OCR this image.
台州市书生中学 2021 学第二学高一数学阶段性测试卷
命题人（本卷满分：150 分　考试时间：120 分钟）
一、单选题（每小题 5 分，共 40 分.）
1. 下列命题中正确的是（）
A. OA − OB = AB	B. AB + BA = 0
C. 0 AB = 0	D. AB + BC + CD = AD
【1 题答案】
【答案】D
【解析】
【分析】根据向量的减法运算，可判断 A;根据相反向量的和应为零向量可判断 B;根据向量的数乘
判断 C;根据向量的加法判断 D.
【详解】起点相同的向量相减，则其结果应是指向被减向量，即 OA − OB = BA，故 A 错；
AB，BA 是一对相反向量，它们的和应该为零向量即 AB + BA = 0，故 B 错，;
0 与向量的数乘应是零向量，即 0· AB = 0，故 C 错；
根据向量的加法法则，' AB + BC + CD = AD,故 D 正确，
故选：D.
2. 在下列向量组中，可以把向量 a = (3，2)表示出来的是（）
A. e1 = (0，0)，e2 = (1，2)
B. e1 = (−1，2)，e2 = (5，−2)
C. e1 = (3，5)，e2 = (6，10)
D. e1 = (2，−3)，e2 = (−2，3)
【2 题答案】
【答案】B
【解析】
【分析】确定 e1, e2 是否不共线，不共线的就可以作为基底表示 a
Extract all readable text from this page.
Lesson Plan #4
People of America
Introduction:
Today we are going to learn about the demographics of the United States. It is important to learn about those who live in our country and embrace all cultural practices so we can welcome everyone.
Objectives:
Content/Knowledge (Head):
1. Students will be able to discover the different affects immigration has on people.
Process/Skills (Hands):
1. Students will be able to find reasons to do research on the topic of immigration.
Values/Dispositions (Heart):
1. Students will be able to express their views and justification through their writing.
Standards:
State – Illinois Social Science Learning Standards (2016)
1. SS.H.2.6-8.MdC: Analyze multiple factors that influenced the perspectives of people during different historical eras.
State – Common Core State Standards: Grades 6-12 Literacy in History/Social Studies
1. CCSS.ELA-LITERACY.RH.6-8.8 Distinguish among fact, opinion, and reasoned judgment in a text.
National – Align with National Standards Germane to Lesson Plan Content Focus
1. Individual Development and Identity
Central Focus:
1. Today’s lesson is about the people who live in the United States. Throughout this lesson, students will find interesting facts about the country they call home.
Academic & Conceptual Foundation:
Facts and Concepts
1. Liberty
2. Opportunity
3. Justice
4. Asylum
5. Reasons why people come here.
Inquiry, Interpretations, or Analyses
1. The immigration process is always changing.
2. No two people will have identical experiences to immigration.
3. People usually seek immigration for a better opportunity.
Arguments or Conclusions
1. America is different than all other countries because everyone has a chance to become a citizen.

■ Set exercise
Make a verbatim copy of every entry shown above.

■ Reply
OCR this image.
台州市书生中学 2021 学第二学高一数学阶段性测试卷
命题人（本卷满分：150 分　考试时间：120 分钟）
一、单选题（每小题 5 分，共 40 分.）
1. 下列命题中正确的是（）
A. OA − OB = AB	B. AB + BA = 0
C. 0 AB = 0	D. AB + BC + CD = AD
【1 题答案】
【答案】D
【解析】
【分析】根据向量的减法运算，可判断 A;根据相反向量的和应为零向量可判断 B;根据向量的数乘
判断 C;根据向量的加法判断 D.
【详解】起点相同的向量相减，则其结果应是指向被减向量，即 OA − OB = BA，故 A 错；
AB，BA 是一对相反向量，它们的和应该为零向量即 AB + BA = 0，故 B 错，;
0 与向量的数乘应是零向量，即 0· AB = 0，故 C 错；
根据向量的加法法则，' AB + BC + CD = AD,故 D 正确，
故选：D.
2. 在下列向量组中，可以把向量 a = (3，2)表示出来的是（）
A. e1 = (0，0)，e2 = (1，2)
B. e1 = (−1，2)，e2 = (5，−2)
C. e1 = (3，5)，e2 = (6，10)
D. e1 = (2，−3)，e2 = (−2，3)
【2 题答案】
【答案】B
【解析】
【分析】确定 e1, e2 是否不共线，不共线的就可以作为基底表示 a
Extract all readable text from this page.
Lesson Plan #4
People of America
Introduction:
Today we are going to learn about the demographics of the United States. It is important to learn about those who live in our country and embrace all cultural practices so we can welcome everyone.
Objectives:
Content/Knowledge (Head):
1. Students will be able to discover the different affects immigration has on people.
Process/Skills (Hands):
1. Students will be able to find reasons to do research on the topic of immigration.
Values/Dispositions (Heart):
1. Students will be able to express their views and justification through their writing.
Standards:
State – Illinois Social Science Learning Standards (2016)
1. SS.H.2.6-8.MdC: Analyze multiple factors that influenced the perspectives of people during different historical eras.
State – Common Core State Standards: Grades 6-12 Literacy in History/Social Studies
1. CCSS.ELA-LITERACY.RH.6-8.8 Distinguish among fact, opinion, and reasoned judgment in a text.
National – Align with National Standards Germane to Lesson Plan Content Focus
1. Individual Development and Identity
Central Focus:
1. Today’s lesson is about the people who live in the United States. Throughout this lesson, students will find interesting facts about the country they call home.
Academic & Conceptual Foundation:
Facts and Concepts
1. Liberty
2. Opportunity
3. Justice
4. Asylum
5. Reasons why people come here.
Inquiry, Interpretations, or Analyses
1. The immigration process is always changing.
2. No two people will have identical experiences to immigration.
3. People usually seek immigration for a better opportunity.
Arguments or Conclusions
1. America is different than all other countries because everyone has a chance to become a citizen.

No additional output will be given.